AIM OF THE EXERCISE →
Tell me how many lines hold "java", please, using only the number.

RECORDED INFORMATION →

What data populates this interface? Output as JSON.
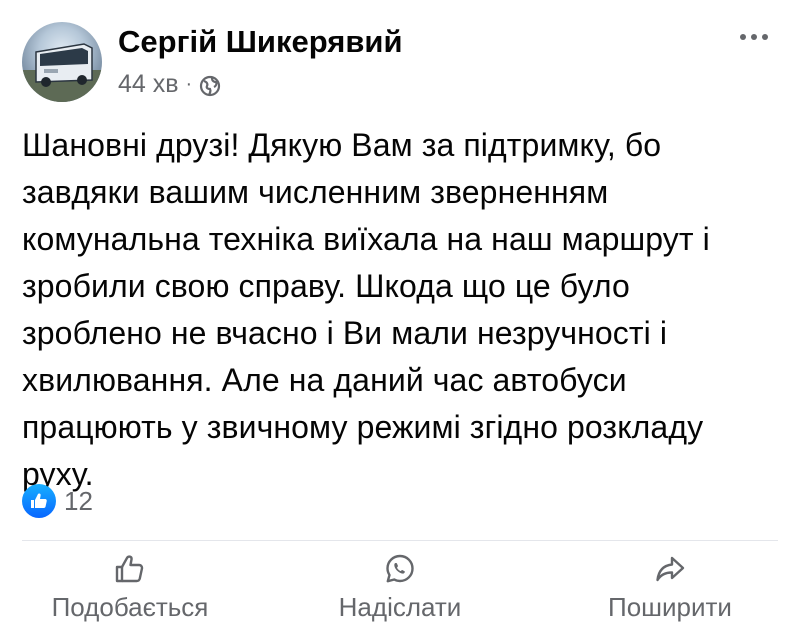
{
  "post": {
    "author": "Сергій Шикерявий",
    "time": "44 хв",
    "separator": "·",
    "privacy_icon": "globe-icon",
    "text_lines": [
      "Шановні друзі! Дякую Вам за підтримку, бо",
      "завдяки вашим численним зверненням",
      "комунальна техніка виїхала на наш маршрут і",
      "зробили свою справу. Шкода що це було",
      "зроблено не вчасно і Ви мали незручності і",
      "хвилювання. Але на даний час автобуси",
      "працюють у звичному режимі згідно розкладу",
      "руху."
    ],
    "reactions": {
      "icon": "like-reaction-icon",
      "count": "12"
    }
  },
  "actions": {
    "like": {
      "label": "Подобається",
      "icon": "thumbs-up-icon"
    },
    "send": {
      "label": "Надіслати",
      "icon": "whatsapp-icon"
    },
    "share": {
      "label": "Поширити",
      "icon": "share-arrow-icon"
    }
  },
  "colors": {
    "text": "#050505",
    "secondary": "#65676b",
    "like_blue": "#0866ff",
    "divider": "#e4e6eb"
  }
}
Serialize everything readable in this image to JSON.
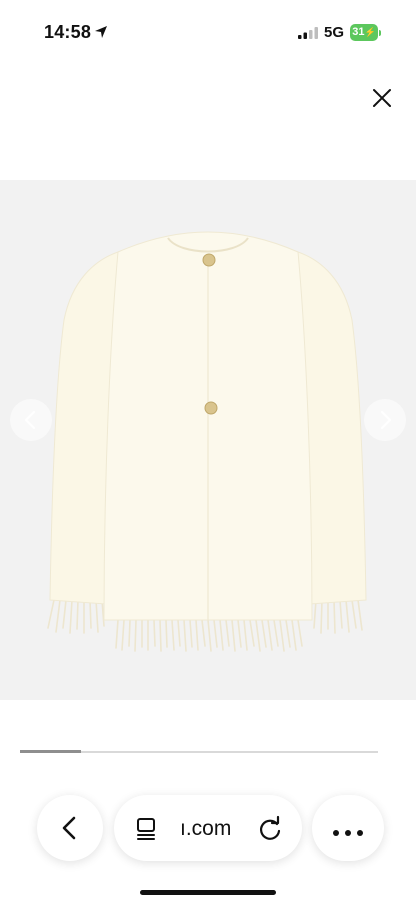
{
  "status_bar": {
    "time": "14:58",
    "location_icon": "location-arrow-icon",
    "signal_icon": "cellular-signal-icon",
    "network": "5G",
    "battery": "31"
  },
  "toolbar": {
    "close_icon": "close-icon"
  },
  "gallery": {
    "image_alt": "cream wool jacket with fringe",
    "prev_icon": "chevron-left-icon",
    "next_icon": "chevron-right-icon",
    "progress_fraction": 0.17
  },
  "browser": {
    "back_icon": "chevron-left-icon",
    "reader_icon": "reader-mode-icon",
    "url": "ı.com",
    "reload_icon": "reload-icon",
    "more_icon": "more-icon"
  },
  "colors": {
    "battery": "#5cc75d",
    "gallery_bg": "#f2f2f2",
    "jacket": "#fbf7e6"
  }
}
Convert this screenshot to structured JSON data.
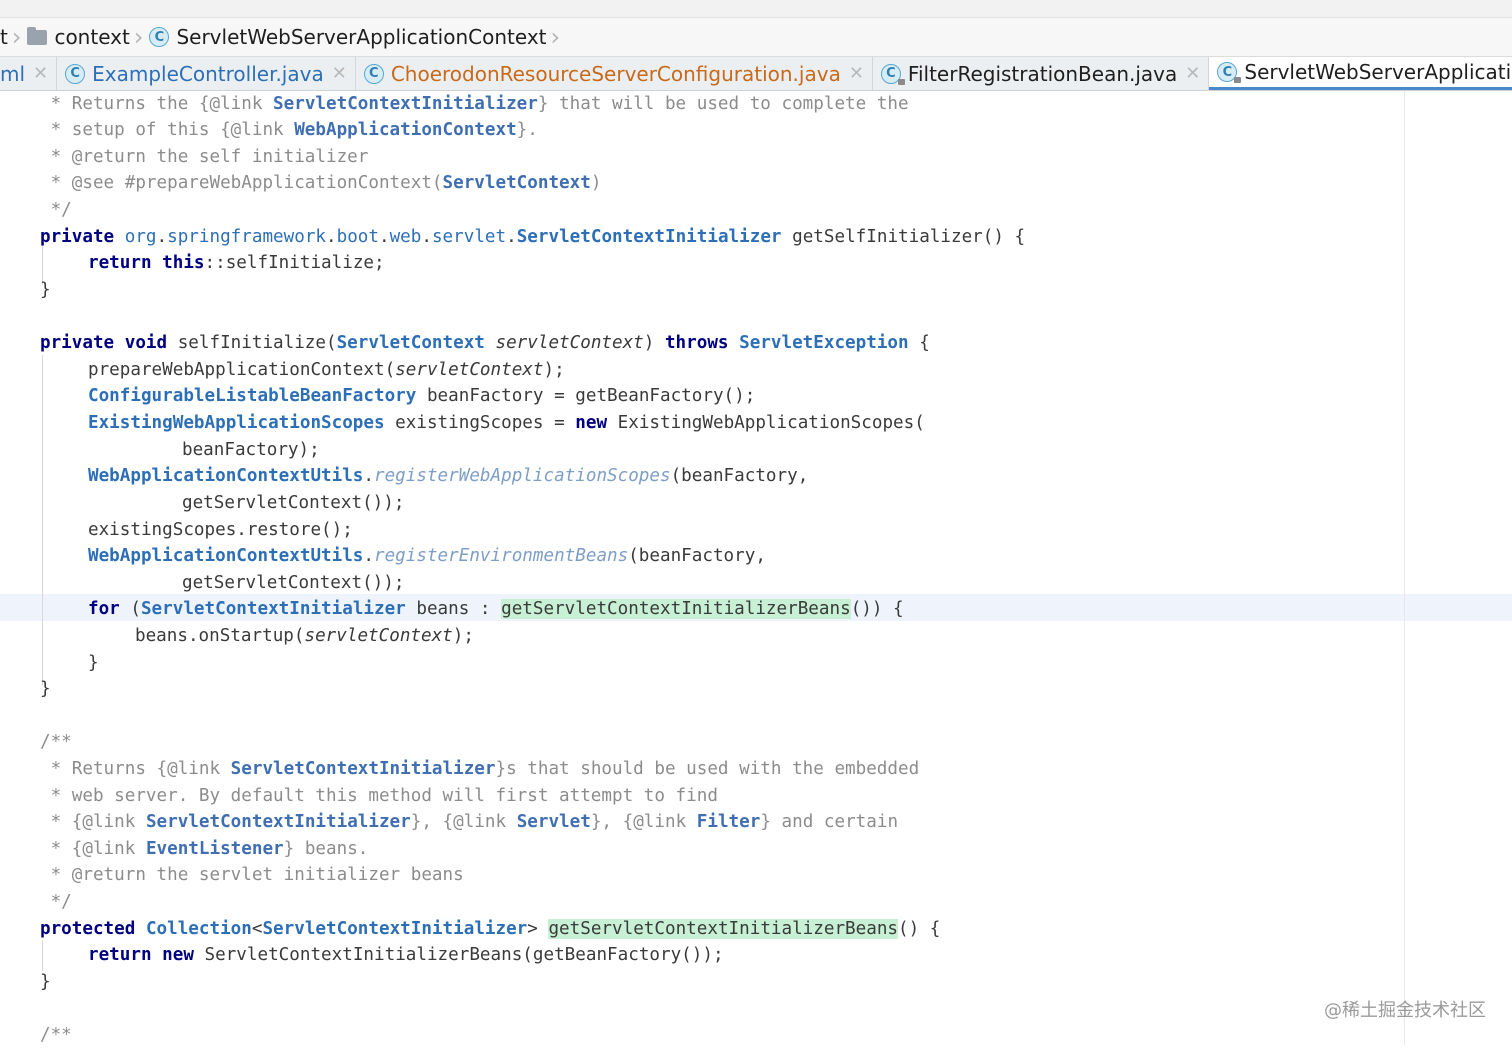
{
  "breadcrumb": {
    "lead": "t",
    "items": [
      {
        "label": "context",
        "icon": "folder-icon"
      },
      {
        "label": "ServletWebServerApplicationContext",
        "icon": "class-icon"
      }
    ]
  },
  "tabs": [
    {
      "label": "ml"
    },
    {
      "label": "ExampleController.java",
      "icon_letter": "C"
    },
    {
      "label": "ChoerodonResourceServerConfiguration.java",
      "icon_letter": "C"
    },
    {
      "label": "FilterRegistrationBean.java",
      "icon_letter": "C"
    },
    {
      "label": "ServletWebServerApplicationContext.java",
      "icon_letter": "C"
    }
  ],
  "code": {
    "l1": {
      "a": " * Returns the {@link ",
      "b": "ServletContextInitializer",
      "c": "} that will be used to complete the"
    },
    "l2": {
      "a": " * setup of this {@link ",
      "b": "WebApplicationContext",
      "c": "}."
    },
    "l3": {
      "a": " * @return the self initializer"
    },
    "l4": {
      "a": " * @see #prepareWebApplicationContext(",
      "b": "ServletContext",
      "c": ")"
    },
    "l5": {
      "a": " */"
    },
    "l6": {
      "kw": "private",
      "pkg1": "org",
      "pkg2": "springframework",
      "pkg3": "boot",
      "pkg4": "web",
      "pkg5": "servlet",
      "type": "ServletContextInitializer",
      "rest": " getSelfInitializer() {"
    },
    "l7": {
      "kw": "return",
      "kw2": "this",
      "rest": "::selfInitialize;"
    },
    "l8": {
      "text": "}"
    },
    "l10": {
      "kw": "private void",
      "name": " selfInitialize(",
      "type": "ServletContext",
      "param": "servletContext",
      "mid": ") ",
      "kw2": "throws",
      "type2": "ServletException",
      "end": " {"
    },
    "l11": {
      "a": "prepareWebApplicationContext(",
      "param": "servletContext",
      "c": ");"
    },
    "l12": {
      "type": "ConfigurableListableBeanFactory",
      "rest": " beanFactory = getBeanFactory();"
    },
    "l13": {
      "type": "ExistingWebApplicationScopes",
      "rest": " existingScopes = ",
      "kw": "new",
      "rest2": " ExistingWebApplicationScopes("
    },
    "l14": {
      "text": "beanFactory);"
    },
    "l15": {
      "type": "WebApplicationContextUtils",
      "dot": ".",
      "method": "registerWebApplicationScopes",
      "rest": "(beanFactory,"
    },
    "l16": {
      "text": "getServletContext());"
    },
    "l17": {
      "text": "existingScopes.restore();"
    },
    "l18": {
      "type": "WebApplicationContextUtils",
      "dot": ".",
      "method": "registerEnvironmentBeans",
      "rest": "(beanFactory,"
    },
    "l19": {
      "text": "getServletContext());"
    },
    "l20": {
      "kw": "for",
      "a": " (",
      "type": "ServletContextInitializer",
      "b": " beans : ",
      "hl": "getServletContextInitializerBeans",
      "c": "()) {"
    },
    "l21": {
      "a": "beans.onStartup(",
      "param": "servletContext",
      "c": ");"
    },
    "l22": {
      "text": "}"
    },
    "l23": {
      "text": "}"
    },
    "l25": {
      "text": "/**"
    },
    "l26": {
      "a": " * Returns {@link ",
      "b": "ServletContextInitializer",
      "c": "}s that should be used with the embedded"
    },
    "l27": {
      "a": " * web server. By default this method will first attempt to find"
    },
    "l28": {
      "a": " * {@link ",
      "b": "ServletContextInitializer",
      "c": "}, {@link ",
      "d": "Servlet",
      "e": "}, {@link ",
      "f": "Filter",
      "g": "} and certain"
    },
    "l29": {
      "a": " * {@link ",
      "b": "EventListener",
      "c": "} beans."
    },
    "l30": {
      "a": " * @return the servlet initializer beans"
    },
    "l31": {
      "a": " */"
    },
    "l32": {
      "kw": "protected",
      "type": "Collection",
      "lt": "<",
      "type2": "ServletContextInitializer",
      "gt": ">",
      "hl": "getServletContextInitializerBeans",
      "rest": "() {"
    },
    "l33": {
      "kw": "return new",
      "rest": " ServletContextInitializerBeans(getBeanFactory());"
    },
    "l34": {
      "text": "}"
    },
    "l36": {
      "text": "/**"
    }
  },
  "watermark": "@稀土掘金技术社区"
}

FULL ANSWER →
4